§ DATA SHOWN

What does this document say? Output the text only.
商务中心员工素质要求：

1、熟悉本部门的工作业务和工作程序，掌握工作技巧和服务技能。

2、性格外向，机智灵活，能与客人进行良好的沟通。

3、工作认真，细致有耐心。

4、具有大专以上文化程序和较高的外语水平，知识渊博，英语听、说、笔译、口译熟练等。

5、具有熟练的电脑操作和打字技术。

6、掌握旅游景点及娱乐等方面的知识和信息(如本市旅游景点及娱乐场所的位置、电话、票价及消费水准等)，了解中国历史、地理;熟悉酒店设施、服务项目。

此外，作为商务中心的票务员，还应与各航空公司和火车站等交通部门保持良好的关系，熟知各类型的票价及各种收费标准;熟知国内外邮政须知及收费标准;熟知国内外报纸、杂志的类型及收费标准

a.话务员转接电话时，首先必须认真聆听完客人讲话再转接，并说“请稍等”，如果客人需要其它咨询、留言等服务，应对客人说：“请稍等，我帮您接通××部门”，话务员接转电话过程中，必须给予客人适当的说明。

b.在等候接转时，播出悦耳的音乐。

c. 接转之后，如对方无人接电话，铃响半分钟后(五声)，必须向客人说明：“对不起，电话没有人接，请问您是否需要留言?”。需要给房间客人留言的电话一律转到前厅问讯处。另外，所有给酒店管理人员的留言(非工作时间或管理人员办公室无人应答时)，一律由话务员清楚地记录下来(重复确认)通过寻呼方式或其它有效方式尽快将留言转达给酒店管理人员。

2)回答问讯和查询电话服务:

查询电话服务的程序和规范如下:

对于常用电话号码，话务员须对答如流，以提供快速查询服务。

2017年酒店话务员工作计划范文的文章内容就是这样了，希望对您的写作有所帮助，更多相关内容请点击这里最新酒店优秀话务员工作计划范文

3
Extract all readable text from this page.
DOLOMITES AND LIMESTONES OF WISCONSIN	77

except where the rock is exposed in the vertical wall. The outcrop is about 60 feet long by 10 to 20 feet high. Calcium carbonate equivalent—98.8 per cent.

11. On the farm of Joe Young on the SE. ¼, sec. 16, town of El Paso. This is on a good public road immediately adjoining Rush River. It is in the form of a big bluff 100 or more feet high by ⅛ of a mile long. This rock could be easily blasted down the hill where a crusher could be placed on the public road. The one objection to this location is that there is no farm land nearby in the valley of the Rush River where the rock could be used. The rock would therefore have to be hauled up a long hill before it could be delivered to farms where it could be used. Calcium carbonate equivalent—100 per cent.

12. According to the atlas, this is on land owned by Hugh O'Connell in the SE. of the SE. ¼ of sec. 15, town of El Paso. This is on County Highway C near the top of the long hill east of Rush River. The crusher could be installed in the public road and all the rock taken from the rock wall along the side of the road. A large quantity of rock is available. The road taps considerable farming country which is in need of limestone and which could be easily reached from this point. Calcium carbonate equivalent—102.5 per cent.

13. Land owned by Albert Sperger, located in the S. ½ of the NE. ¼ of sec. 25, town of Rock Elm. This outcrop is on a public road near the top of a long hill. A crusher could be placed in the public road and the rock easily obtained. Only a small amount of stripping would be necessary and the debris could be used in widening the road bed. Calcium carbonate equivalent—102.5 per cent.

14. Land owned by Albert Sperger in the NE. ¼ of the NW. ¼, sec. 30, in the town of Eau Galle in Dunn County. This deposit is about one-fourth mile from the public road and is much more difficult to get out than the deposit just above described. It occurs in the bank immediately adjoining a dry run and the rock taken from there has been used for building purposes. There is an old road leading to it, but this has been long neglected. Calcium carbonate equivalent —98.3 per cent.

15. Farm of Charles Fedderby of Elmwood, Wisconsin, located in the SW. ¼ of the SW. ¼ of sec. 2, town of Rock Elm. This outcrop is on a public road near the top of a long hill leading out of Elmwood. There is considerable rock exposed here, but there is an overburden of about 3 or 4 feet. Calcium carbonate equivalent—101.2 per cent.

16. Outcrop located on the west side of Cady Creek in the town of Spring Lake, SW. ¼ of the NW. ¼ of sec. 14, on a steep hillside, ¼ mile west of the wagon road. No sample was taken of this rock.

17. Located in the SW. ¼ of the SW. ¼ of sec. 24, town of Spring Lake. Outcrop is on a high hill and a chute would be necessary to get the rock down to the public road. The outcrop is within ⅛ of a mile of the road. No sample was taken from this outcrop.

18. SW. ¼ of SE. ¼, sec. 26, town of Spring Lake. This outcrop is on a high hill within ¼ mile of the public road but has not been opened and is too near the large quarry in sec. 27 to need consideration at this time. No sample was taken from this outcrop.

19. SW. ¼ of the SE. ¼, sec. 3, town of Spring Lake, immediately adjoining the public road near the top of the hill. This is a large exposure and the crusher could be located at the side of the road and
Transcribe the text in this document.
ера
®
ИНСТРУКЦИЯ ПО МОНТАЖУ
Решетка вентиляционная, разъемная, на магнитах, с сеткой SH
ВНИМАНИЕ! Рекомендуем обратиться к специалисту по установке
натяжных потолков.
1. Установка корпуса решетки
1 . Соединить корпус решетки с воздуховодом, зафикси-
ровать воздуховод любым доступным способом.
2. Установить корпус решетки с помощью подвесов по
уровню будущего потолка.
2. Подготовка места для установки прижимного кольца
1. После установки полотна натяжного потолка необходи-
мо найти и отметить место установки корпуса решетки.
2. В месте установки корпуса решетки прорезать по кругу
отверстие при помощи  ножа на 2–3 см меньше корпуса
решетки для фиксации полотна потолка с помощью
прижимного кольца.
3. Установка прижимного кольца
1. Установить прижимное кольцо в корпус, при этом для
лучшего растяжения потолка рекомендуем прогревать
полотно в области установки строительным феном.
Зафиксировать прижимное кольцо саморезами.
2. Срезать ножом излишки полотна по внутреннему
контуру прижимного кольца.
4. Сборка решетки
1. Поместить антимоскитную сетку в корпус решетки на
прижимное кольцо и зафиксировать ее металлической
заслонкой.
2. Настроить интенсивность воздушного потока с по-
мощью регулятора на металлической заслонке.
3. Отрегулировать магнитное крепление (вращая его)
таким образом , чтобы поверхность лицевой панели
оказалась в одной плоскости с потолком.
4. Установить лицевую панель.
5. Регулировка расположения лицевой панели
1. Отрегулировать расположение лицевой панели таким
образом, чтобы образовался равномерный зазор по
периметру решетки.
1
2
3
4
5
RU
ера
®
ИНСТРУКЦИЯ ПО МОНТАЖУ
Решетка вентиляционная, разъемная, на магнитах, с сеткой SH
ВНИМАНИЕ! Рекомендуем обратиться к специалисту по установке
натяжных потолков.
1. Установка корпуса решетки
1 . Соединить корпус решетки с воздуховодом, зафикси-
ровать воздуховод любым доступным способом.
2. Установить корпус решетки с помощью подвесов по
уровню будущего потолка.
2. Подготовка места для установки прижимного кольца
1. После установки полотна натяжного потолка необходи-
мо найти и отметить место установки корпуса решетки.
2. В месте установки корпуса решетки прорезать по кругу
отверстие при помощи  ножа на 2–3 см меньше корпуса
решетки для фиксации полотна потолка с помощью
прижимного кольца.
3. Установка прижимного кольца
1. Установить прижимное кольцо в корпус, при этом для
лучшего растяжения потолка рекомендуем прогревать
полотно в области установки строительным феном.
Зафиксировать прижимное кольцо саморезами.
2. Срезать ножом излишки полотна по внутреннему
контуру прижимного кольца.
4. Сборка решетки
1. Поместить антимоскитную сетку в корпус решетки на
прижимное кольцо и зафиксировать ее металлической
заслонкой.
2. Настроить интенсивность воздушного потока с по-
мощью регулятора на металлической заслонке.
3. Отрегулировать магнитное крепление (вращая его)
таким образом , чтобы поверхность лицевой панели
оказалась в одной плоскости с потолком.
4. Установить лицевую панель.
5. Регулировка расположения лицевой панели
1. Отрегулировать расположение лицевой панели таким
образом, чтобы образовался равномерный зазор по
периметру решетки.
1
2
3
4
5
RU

§ WHAT IS EXPECTED
Go through the data and return every record exactly.

§ OUTPUT BELOW
What does this document say? Output the text only.
商务中心员工素质要求：

1、熟悉本部门的工作业务和工作程序，掌握工作技巧和服务技能。

2、性格外向，机智灵活，能与客人进行良好的沟通。

3、工作认真，细致有耐心。

4、具有大专以上文化程序和较高的外语水平，知识渊博，英语听、说、笔译、口译熟练等。

5、具有熟练的电脑操作和打字技术。

6、掌握旅游景点及娱乐等方面的知识和信息(如本市旅游景点及娱乐场所的位置、电话、票价及消费水准等)，了解中国历史、地理;熟悉酒店设施、服务项目。

此外，作为商务中心的票务员，还应与各航空公司和火车站等交通部门保持良好的关系，熟知各类型的票价及各种收费标准;熟知国内外邮政须知及收费标准;熟知国内外报纸、杂志的类型及收费标准

a.话务员转接电话时，首先必须认真聆听完客人讲话再转接，并说“请稍等”，如果客人需要其它咨询、留言等服务，应对客人说：“请稍等，我帮您接通××部门”，话务员接转电话过程中，必须给予客人适当的说明。

b.在等候接转时，播出悦耳的音乐。

c. 接转之后，如对方无人接电话，铃响半分钟后(五声)，必须向客人说明：“对不起，电话没有人接，请问您是否需要留言?”。需要给房间客人留言的电话一律转到前厅问讯处。另外，所有给酒店管理人员的留言(非工作时间或管理人员办公室无人应答时)，一律由话务员清楚地记录下来(重复确认)通过寻呼方式或其它有效方式尽快将留言转达给酒店管理人员。

2)回答问讯和查询电话服务:

查询电话服务的程序和规范如下:

对于常用电话号码，话务员须对答如流，以提供快速查询服务。

2017年酒店话务员工作计划范文的文章内容就是这样了，希望对您的写作有所帮助，更多相关内容请点击这里最新酒店优秀话务员工作计划范文

3
Extract all readable text from this page.
DOLOMITES AND LIMESTONES OF WISCONSIN	77

except where the rock is exposed in the vertical wall. The outcrop is about 60 feet long by 10 to 20 feet high. Calcium carbonate equivalent—98.8 per cent.

11. On the farm of Joe Young on the SE. ¼, sec. 16, town of El Paso. This is on a good public road immediately adjoining Rush River. It is in the form of a big bluff 100 or more feet high by ⅛ of a mile long. This rock could be easily blasted down the hill where a crusher could be placed on the public road. The one objection to this location is that there is no farm land nearby in the valley of the Rush River where the rock could be used. The rock would therefore have to be hauled up a long hill before it could be delivered to farms where it could be used. Calcium carbonate equivalent—100 per cent.

12. According to the atlas, this is on land owned by Hugh O'Connell in the SE. of the SE. ¼ of sec. 15, town of El Paso. This is on County Highway C near the top of the long hill east of Rush River. The crusher could be installed in the public road and all the rock taken from the rock wall along the side of the road. A large quantity of rock is available. The road taps considerable farming country which is in need of limestone and which could be easily reached from this point. Calcium carbonate equivalent—102.5 per cent.

13. Land owned by Albert Sperger, located in the S. ½ of the NE. ¼ of sec. 25, town of Rock Elm. This outcrop is on a public road near the top of a long hill. A crusher could be placed in the public road and the rock easily obtained. Only a small amount of stripping would be necessary and the debris could be used in widening the road bed. Calcium carbonate equivalent—102.5 per cent.

14. Land owned by Albert Sperger in the NE. ¼ of the NW. ¼, sec. 30, in the town of Eau Galle in Dunn County. This deposit is about one-fourth mile from the public road and is much more difficult to get out than the deposit just above described. It occurs in the bank immediately adjoining a dry run and the rock taken from there has been used for building purposes. There is an old road leading to it, but this has been long neglected. Calcium carbonate equivalent —98.3 per cent.

15. Farm of Charles Fedderby of Elmwood, Wisconsin, located in the SW. ¼ of the SW. ¼ of sec. 2, town of Rock Elm. This outcrop is on a public road near the top of a long hill leading out of Elmwood. There is considerable rock exposed here, but there is an overburden of about 3 or 4 feet. Calcium carbonate equivalent—101.2 per cent.

16. Outcrop located on the west side of Cady Creek in the town of Spring Lake, SW. ¼ of the NW. ¼ of sec. 14, on a steep hillside, ¼ mile west of the wagon road. No sample was taken of this rock.

17. Located in the SW. ¼ of the SW. ¼ of sec. 24, town of Spring Lake. Outcrop is on a high hill and a chute would be necessary to get the rock down to the public road. The outcrop is within ⅛ of a mile of the road. No sample was taken from this outcrop.

18. SW. ¼ of SE. ¼, sec. 26, town of Spring Lake. This outcrop is on a high hill within ¼ mile of the public road but has not been opened and is too near the large quarry in sec. 27 to need consideration at this time. No sample was taken from this outcrop.

19. SW. ¼ of the SE. ¼, sec. 3, town of Spring Lake, immediately adjoining the public road near the top of the hill. This is a large exposure and the crusher could be located at the side of the road and
Transcribe the text in this document.
ера
®
ИНСТРУКЦИЯ ПО МОНТАЖУ
Решетка вентиляционная, разъемная, на магнитах, с сеткой SH
ВНИМАНИЕ! Рекомендуем обратиться к специалисту по установке
натяжных потолков.
1. Установка корпуса решетки
1 . Соединить корпус решетки с воздуховодом, зафикси-
ровать воздуховод любым доступным способом.
2. Установить корпус решетки с помощью подвесов по
уровню будущего потолка.
2. Подготовка места для установки прижимного кольца
1. После установки полотна натяжного потолка необходи-
мо найти и отметить место установки корпуса решетки.
2. В месте установки корпуса решетки прорезать по кругу
отверстие при помощи  ножа на 2–3 см меньше корпуса
решетки для фиксации полотна потолка с помощью
прижимного кольца.
3. Установка прижимного кольца
1. Установить прижимное кольцо в корпус, при этом для
лучшего растяжения потолка рекомендуем прогревать
полотно в области установки строительным феном.
Зафиксировать прижимное кольцо саморезами.
2. Срезать ножом излишки полотна по внутреннему
контуру прижимного кольца.
4. Сборка решетки
1. Поместить антимоскитную сетку в корпус решетки на
прижимное кольцо и зафиксировать ее металлической
заслонкой.
2. Настроить интенсивность воздушного потока с по-
мощью регулятора на металлической заслонке.
3. Отрегулировать магнитное крепление (вращая его)
таким образом , чтобы поверхность лицевой панели
оказалась в одной плоскости с потолком.
4. Установить лицевую панель.
5. Регулировка расположения лицевой панели
1. Отрегулировать расположение лицевой панели таким
образом, чтобы образовался равномерный зазор по
периметру решетки.
1
2
3
4
5
RU
ера
®
ИНСТРУКЦИЯ ПО МОНТАЖУ
Решетка вентиляционная, разъемная, на магнитах, с сеткой SH
ВНИМАНИЕ! Рекомендуем обратиться к специалисту по установке
натяжных потолков.
1. Установка корпуса решетки
1 . Соединить корпус решетки с воздуховодом, зафикси-
ровать воздуховод любым доступным способом.
2. Установить корпус решетки с помощью подвесов по
уровню будущего потолка.
2. Подготовка места для установки прижимного кольца
1. После установки полотна натяжного потолка необходи-
мо найти и отметить место установки корпуса решетки.
2. В месте установки корпуса решетки прорезать по кругу
отверстие при помощи  ножа на 2–3 см меньше корпуса
решетки для фиксации полотна потолка с помощью
прижимного кольца.
3. Установка прижимного кольца
1. Установить прижимное кольцо в корпус, при этом для
лучшего растяжения потолка рекомендуем прогревать
полотно в области установки строительным феном.
Зафиксировать прижимное кольцо саморезами.
2. Срезать ножом излишки полотна по внутреннему
контуру прижимного кольца.
4. Сборка решетки
1. Поместить антимоскитную сетку в корпус решетки на
прижимное кольцо и зафиксировать ее металлической
заслонкой.
2. Настроить интенсивность воздушного потока с по-
мощью регулятора на металлической заслонке.
3. Отрегулировать магнитное крепление (вращая его)
таким образом , чтобы поверхность лицевой панели
оказалась в одной плоскости с потолком.
4. Установить лицевую панель.
5. Регулировка расположения лицевой панели
1. Отрегулировать расположение лицевой панели таким
образом, чтобы образовался равномерный зазор по
периметру решетки.
1
2
3
4
5
RU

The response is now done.